[Material for this task]
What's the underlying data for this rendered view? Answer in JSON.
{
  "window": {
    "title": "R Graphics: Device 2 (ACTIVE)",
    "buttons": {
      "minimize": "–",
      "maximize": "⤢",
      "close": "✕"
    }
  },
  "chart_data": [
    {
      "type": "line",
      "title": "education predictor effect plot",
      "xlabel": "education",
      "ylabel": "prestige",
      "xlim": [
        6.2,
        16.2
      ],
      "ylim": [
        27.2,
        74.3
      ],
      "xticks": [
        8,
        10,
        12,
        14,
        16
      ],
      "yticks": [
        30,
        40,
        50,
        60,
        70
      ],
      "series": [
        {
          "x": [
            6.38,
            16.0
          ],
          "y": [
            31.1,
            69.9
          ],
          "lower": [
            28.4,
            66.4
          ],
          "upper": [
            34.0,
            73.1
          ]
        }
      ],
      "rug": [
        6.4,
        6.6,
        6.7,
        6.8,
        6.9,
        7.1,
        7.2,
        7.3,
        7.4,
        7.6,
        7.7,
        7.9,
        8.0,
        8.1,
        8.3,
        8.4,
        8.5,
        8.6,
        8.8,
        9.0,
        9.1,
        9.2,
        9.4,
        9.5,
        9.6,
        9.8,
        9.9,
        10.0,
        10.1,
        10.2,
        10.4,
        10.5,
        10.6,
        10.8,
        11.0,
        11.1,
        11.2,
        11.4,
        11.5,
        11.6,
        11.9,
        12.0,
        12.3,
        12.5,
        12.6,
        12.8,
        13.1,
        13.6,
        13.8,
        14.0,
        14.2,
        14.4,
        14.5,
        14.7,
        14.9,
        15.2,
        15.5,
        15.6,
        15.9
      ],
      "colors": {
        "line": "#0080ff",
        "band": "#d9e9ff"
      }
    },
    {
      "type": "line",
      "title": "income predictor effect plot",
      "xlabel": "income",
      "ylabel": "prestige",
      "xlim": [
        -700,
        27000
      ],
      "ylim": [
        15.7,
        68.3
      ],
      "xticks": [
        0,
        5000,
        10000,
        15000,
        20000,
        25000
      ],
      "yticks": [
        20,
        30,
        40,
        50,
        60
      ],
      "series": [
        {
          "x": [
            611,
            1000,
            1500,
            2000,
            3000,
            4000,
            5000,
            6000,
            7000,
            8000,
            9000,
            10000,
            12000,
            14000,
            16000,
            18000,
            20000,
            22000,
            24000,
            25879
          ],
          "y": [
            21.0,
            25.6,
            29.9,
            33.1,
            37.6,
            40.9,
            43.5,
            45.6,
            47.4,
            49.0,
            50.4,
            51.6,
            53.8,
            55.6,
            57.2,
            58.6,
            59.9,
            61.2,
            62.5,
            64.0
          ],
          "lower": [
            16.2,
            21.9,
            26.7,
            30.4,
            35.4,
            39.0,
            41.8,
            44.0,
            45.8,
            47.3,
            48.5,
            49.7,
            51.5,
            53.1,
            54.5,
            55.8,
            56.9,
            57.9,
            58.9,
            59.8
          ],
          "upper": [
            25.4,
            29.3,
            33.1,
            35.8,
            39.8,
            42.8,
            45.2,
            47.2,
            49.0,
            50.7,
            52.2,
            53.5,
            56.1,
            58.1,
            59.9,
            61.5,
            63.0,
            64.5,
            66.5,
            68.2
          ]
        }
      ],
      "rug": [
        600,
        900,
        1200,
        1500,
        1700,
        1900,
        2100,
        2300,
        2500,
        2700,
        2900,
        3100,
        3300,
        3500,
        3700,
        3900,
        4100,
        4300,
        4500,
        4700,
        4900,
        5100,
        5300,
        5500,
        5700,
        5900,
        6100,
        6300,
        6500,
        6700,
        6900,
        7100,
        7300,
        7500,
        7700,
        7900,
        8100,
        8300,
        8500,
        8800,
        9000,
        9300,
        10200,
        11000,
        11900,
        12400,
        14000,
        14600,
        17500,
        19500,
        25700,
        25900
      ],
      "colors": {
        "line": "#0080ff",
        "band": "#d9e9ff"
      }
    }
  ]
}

[Aim] State, as a number only, how many lines in the entries include "effect".

[Expected answer] 2